## START
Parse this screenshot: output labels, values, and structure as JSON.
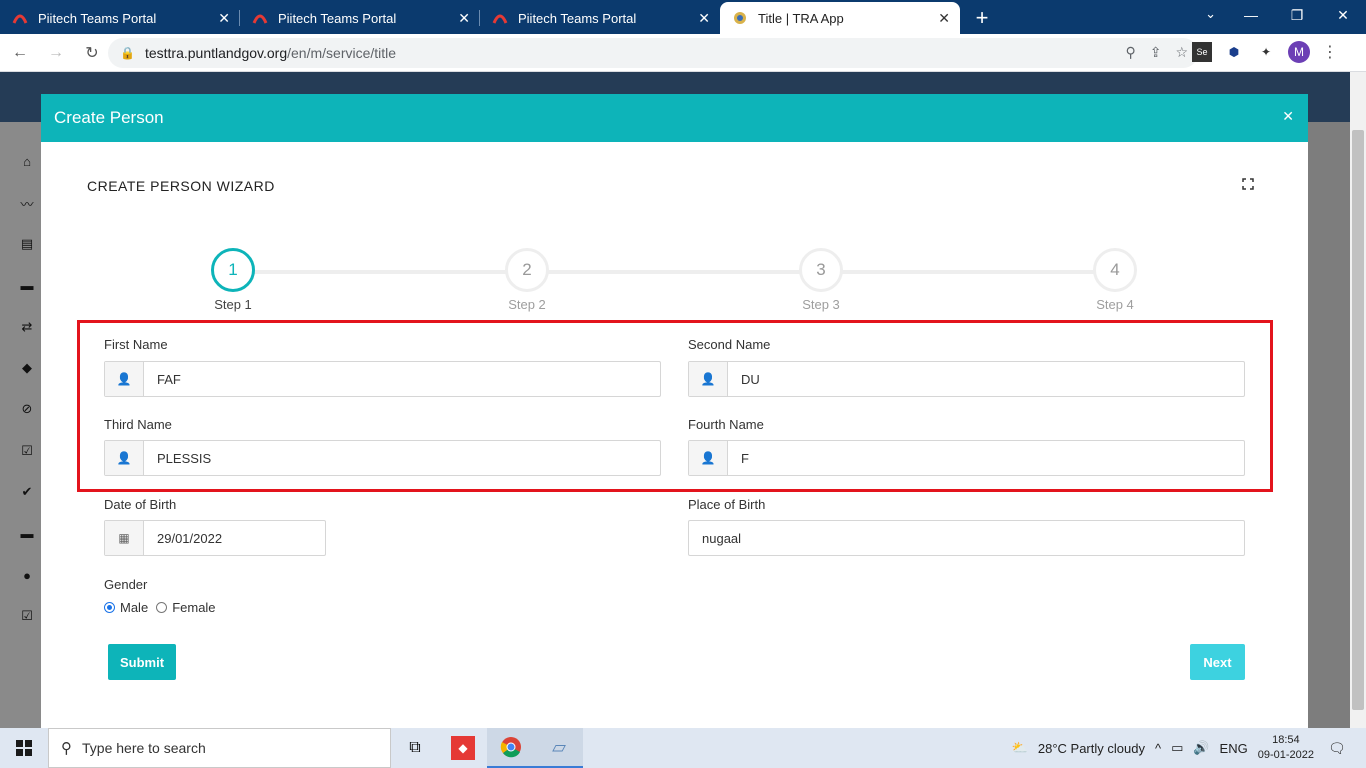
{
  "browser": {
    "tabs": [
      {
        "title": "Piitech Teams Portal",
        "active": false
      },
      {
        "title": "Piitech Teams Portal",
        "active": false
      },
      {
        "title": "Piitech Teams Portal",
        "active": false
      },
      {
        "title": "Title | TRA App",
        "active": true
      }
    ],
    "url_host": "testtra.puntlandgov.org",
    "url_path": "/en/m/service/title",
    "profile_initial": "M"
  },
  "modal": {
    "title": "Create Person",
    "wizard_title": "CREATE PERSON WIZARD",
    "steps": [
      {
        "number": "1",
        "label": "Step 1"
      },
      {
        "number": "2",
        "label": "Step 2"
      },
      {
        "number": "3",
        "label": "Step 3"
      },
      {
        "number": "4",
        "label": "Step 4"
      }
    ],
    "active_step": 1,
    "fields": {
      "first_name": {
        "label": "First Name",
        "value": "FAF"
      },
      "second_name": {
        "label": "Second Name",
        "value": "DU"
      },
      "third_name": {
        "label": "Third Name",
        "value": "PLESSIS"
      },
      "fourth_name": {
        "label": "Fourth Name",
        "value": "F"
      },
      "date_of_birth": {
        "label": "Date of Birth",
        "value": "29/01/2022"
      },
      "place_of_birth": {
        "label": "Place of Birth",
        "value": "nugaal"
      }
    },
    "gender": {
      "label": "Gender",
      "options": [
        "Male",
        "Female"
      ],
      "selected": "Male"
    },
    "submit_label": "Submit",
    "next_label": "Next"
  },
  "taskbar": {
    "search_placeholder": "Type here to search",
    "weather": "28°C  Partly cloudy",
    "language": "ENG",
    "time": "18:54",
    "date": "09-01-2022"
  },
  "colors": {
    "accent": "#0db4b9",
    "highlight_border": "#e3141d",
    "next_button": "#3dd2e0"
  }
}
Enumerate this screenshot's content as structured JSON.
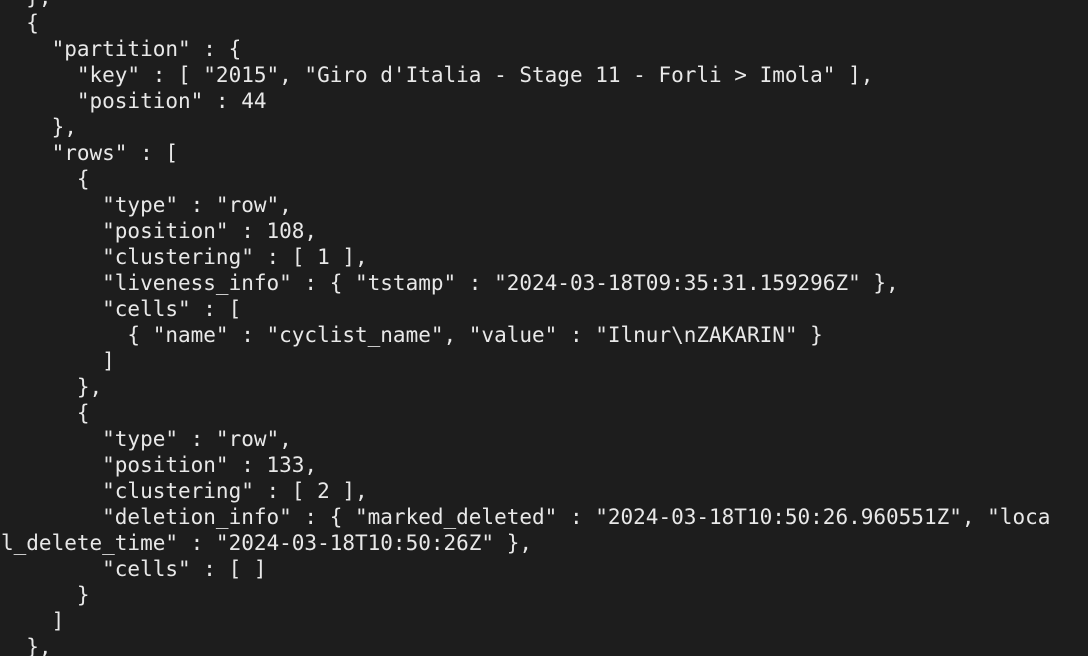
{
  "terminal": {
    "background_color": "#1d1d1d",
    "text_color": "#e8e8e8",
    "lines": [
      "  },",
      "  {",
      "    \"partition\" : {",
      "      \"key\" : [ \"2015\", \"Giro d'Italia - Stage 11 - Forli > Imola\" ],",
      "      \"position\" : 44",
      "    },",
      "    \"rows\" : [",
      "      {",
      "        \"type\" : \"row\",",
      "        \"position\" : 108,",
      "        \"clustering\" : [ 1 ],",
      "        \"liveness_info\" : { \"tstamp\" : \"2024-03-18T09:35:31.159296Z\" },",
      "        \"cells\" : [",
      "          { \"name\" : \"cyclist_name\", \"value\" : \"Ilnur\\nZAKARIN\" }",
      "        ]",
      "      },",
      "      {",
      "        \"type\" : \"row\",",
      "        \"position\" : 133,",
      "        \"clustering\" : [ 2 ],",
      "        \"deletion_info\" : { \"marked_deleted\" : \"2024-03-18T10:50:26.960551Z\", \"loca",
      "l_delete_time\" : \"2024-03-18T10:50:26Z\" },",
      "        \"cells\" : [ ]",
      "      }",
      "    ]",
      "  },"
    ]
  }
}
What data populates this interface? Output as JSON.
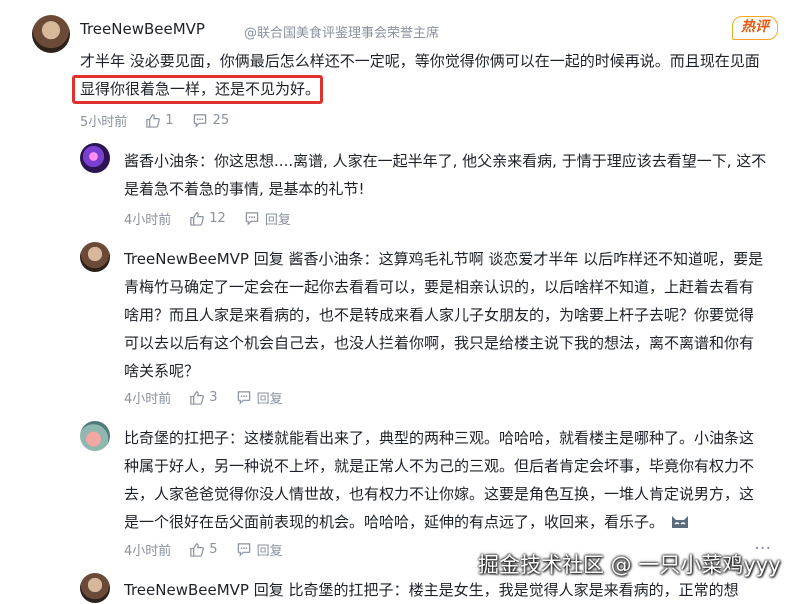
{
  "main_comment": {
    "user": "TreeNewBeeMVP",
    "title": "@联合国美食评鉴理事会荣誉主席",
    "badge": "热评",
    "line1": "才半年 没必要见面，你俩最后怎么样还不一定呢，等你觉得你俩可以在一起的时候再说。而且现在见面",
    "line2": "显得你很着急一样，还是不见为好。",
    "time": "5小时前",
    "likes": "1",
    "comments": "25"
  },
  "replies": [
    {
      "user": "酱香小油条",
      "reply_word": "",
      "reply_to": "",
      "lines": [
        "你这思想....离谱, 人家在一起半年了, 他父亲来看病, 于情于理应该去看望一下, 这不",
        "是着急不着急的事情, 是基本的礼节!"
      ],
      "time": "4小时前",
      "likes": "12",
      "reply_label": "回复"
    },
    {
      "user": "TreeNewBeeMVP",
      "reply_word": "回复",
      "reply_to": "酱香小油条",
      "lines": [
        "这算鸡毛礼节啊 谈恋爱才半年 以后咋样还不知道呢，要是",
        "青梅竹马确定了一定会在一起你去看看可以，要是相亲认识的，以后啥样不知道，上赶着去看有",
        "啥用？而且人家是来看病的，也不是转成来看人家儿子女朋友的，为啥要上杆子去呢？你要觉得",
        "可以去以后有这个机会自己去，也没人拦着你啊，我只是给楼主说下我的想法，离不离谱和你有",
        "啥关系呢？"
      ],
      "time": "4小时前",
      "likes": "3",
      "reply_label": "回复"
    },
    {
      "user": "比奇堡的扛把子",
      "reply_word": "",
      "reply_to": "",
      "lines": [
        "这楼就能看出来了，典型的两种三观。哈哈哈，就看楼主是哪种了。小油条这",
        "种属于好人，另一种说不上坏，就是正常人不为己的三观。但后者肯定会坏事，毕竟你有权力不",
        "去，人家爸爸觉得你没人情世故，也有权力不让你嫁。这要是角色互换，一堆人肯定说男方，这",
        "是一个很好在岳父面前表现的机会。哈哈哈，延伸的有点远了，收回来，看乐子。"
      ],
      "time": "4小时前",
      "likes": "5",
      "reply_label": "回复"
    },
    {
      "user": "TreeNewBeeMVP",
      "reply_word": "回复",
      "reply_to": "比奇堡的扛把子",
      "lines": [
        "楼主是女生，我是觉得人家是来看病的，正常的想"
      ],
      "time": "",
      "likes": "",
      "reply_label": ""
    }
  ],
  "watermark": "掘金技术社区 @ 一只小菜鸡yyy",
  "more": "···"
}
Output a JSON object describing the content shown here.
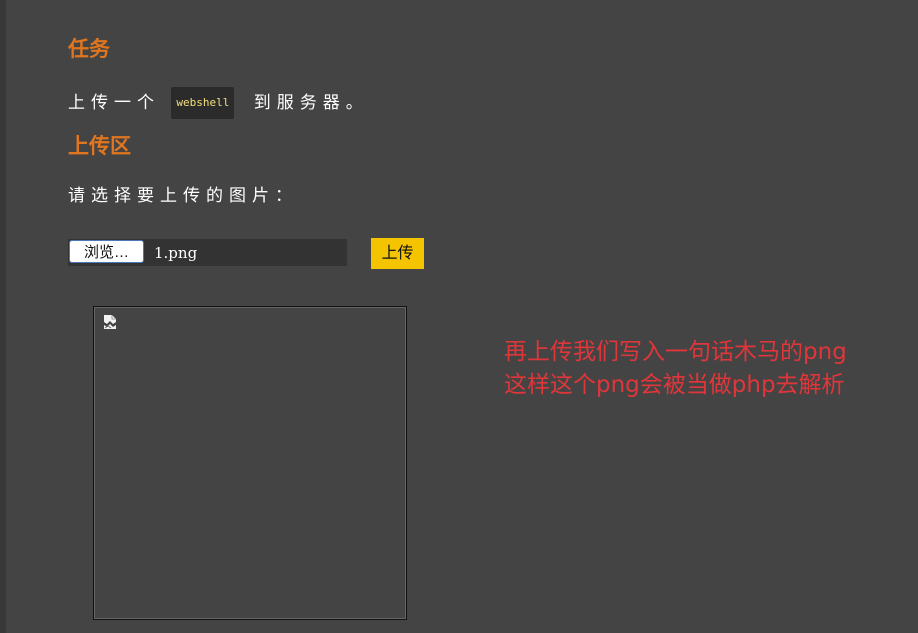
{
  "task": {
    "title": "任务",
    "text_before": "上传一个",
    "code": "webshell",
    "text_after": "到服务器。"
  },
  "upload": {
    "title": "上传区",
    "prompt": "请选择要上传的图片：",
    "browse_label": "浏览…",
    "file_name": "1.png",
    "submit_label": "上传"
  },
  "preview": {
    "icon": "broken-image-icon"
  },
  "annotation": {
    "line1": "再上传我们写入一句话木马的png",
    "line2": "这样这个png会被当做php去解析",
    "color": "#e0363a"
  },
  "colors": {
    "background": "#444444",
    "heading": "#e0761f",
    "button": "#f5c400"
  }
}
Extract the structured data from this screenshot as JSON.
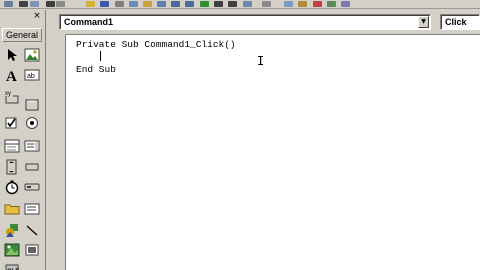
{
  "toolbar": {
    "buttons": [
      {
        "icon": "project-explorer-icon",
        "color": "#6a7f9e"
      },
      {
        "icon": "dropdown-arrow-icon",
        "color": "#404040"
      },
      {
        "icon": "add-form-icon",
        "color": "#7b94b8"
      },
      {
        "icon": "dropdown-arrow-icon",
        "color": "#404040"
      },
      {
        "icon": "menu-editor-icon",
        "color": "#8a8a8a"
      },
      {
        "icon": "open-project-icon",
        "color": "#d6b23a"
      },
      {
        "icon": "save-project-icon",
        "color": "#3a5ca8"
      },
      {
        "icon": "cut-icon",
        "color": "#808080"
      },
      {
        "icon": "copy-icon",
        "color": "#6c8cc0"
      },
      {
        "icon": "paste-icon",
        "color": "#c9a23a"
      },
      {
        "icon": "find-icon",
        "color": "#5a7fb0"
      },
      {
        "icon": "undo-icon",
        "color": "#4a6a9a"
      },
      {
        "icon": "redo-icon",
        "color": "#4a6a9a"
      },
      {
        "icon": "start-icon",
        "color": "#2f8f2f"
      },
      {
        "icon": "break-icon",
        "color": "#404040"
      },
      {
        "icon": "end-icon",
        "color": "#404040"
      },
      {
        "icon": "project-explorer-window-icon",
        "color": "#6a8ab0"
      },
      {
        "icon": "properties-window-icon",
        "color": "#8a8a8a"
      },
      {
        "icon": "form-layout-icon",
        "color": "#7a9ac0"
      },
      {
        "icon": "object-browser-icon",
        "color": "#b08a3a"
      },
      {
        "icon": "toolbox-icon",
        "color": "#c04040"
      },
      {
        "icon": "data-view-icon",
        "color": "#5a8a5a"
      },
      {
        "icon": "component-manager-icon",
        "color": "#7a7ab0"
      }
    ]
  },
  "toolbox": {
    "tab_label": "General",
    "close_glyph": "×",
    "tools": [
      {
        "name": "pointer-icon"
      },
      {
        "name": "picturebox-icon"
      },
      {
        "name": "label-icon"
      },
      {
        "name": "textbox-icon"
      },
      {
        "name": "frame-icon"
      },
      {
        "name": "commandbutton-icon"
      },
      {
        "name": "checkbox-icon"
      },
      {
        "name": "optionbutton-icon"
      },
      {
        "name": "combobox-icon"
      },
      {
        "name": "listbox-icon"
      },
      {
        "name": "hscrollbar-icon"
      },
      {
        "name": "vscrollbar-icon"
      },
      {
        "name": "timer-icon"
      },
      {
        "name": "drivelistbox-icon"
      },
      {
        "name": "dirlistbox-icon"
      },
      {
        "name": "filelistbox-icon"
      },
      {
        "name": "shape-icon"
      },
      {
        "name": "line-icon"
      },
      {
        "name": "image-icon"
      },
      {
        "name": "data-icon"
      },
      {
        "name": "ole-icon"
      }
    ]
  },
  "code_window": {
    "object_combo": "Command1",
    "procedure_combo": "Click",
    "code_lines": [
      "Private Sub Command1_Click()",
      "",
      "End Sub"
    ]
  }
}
## END
→ **REQUIREMENTS**: Pick out all lines containing the string "this".

→ **EXERCISE RESPONSE**:
Parse this screenshot: output labels, values, and structure as JSON.
Enumerate this screenshot's content as structured JSON.
What data populates this interface? Output as JSON.
Extract the structured data from this screenshot as JSON.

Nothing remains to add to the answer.